▶ **Excerpt provided**
##########

A ruin at nearby Lake Petexbatún, on a peninsula called Punta de Chimino, turned out to be the fortress city of the last Dos Pilas k’uhul ajaw . The peninsula had been severed from the mainland by three moats, one cutting so deeply into bedrock that approximately three times the energy required to build the city itself was expended to dig it. “That’s the equivalent,” Demarest observes, “of spending 75 percent of a nation’s budget on defense.”

It was a desperate society that had lost control. The spear points the archaeologists discovered embedded in the fortress walls—including on the inside—testify to the fate of whoever ended up cornered on Punta de Chimino. Its monuments were soon eaten by the forest: in a world relieved of its humans, man’s attempts to make his own mountains quickly melt back into the ground.

“When you examine societies just as self-confident as ours that unraveled and were eventually swallowed by the jungle,” says Arthur Demarest, “you see that the balance between ecology and society is exquisitely delicate. If something throws that off, it all can end.”

He stoops, picks up a sherd from the moist ground. “Two thousand years later, someone will be squinting over the fragments, trying to find out what went wrong.”

4. Metamorphosis

From a wooden crate on the floor of his office at the Smithsonian’s National Museum of Natural History, paleobiology curator Doug Erwin pulls an eight-inch chunk of limestone he found in a phosphate mine between Nanjing and Shanghai, south of China’s Yangtze River. He shows the blackish bottom half, replete with fossilized protozoa, plankton, univalves, bivalves, cephalopods, and corals. “Life here was good.” He points to the faint whitish line of ash that separates it from the dull gray upper half. “Life here got really bad.” He shrugs.

“It then took a long time for life to get better.”

It took dozens of Chinese paleontologists 20 years of examining such rocks to determine that the faint white line represents the Permian Extinction. By analyzing zircon crystals infused in tiny glassy and metallic globules embedded in it, Erwin and MIT geologist Sam Bowring precisely dated that line to 252 million years ago. The black limestone lying below it is a frozen snapshot of the rich coastal life that had surrounded a single giant continent filled with trees, crawling and flying insects, amphibians, and early carnivorous reptiles.

“Then,” says Erwin, nodding, “95 percent of everything alive on the planet was wiped out. It was actually a thoroughly good idea.”

##########

▶ **Task instructions**
**1.** Repeat everything in the excerpt on collapse and extinction from "A ruin at nearby" down to "into the ground.".
**2.** According to the excerpt on collapse and extinction, to what date did Erwin and Bowring assign the faint white line?
**3.** Resume the excerpt on collapse and extinction, starting right after its final sentence.

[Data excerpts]
##########

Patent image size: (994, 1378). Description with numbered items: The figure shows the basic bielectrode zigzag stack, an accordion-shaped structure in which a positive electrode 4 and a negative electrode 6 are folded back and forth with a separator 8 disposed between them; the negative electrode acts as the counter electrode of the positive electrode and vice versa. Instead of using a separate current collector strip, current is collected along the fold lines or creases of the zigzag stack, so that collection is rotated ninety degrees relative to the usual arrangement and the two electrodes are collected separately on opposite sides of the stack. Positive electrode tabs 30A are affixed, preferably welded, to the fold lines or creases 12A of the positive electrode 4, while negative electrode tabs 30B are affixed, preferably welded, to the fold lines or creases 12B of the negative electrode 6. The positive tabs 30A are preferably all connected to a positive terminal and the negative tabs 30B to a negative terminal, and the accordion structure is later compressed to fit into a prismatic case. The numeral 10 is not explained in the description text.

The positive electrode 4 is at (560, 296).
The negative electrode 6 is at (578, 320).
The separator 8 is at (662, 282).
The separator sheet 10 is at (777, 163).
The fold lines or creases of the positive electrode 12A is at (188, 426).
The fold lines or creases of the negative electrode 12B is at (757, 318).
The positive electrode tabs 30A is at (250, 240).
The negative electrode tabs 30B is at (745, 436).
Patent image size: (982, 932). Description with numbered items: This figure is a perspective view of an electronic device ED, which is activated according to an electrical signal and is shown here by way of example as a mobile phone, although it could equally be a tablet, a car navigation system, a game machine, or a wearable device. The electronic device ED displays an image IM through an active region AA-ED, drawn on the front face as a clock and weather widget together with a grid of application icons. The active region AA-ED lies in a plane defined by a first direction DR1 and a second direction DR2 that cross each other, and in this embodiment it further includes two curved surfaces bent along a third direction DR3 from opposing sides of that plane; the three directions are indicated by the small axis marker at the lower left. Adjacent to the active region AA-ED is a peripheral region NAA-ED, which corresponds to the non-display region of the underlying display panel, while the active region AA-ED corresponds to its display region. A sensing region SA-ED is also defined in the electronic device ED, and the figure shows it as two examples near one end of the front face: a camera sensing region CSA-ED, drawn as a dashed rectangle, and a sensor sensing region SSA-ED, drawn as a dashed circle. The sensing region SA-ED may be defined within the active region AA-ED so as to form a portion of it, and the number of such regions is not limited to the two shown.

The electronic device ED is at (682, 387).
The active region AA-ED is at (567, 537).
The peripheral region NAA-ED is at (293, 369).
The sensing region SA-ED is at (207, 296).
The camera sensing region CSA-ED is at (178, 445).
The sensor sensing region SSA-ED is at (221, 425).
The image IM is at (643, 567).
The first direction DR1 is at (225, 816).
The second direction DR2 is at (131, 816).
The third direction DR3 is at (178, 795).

##########

▶ **Answers to the problems**
**1.**
A ruin at nearby Lake Petexbatún, on a peninsula called Punta de Chimino, turned out to be the fortress city of the last Dos Pilas k’uhul ajaw . The peninsula had been severed from the mainland by three moats, one cutting so deeply into bedrock that approximately three times the energy required to build the city itself was expended to dig it. “That’s the equivalent,” Demarest observes, “of spending 75 percent of a nation’s budget on defense.”

It was a desperate society that had lost control. The spear points the archaeologists discovered embedded in the fortress walls—including on the inside—testify to the fate of whoever ended up cornered on Punta de Chimino. Its monuments were soon eaten by the forest: in a world relieved of its humans, man’s attempts to make his own mountains quickly melt back into the ground.

**2.** 252 million years ago.

**3.**
Sandy-haired Doug Erwin looks improbably boyish for so distinguished a scientist. When he dismisses life-on-Earth’s closest brush with total annihilation, however, his smile isn’t flippant but thoughtful—the result of decades of poring over West Texas mountains, old Chinese quarries, and ravines in Namibia and South Africa to puzzle out what exactly happened. He still doesn’t know for sure. A million-year-long volcanic eruption through enormous coal deposits in Siberia (then part of Pangea, the single supercontinent) flooded the land with so much basalt magma—in places, it was more than three miles thick—that CO 2from vaporized coal may have glutted the atmosphere and sulfuric acid may have rained from the skies. The coup de grâce may have been an asteroid even bigger than the one that did in the dinosaurs much later; it apparently collided with the piece of Pangea we now call Antarctica.

Whatever it was, over the next few million years, the most common vertebrate was a microscopic-toothed worm. Even insects suffered a mass collapse. This was a good idea?

“Sure. It made way for the Mesozoic Era. The Paleozoic had been around for nearly 400 million years. It was fine, but it was time to try something new.”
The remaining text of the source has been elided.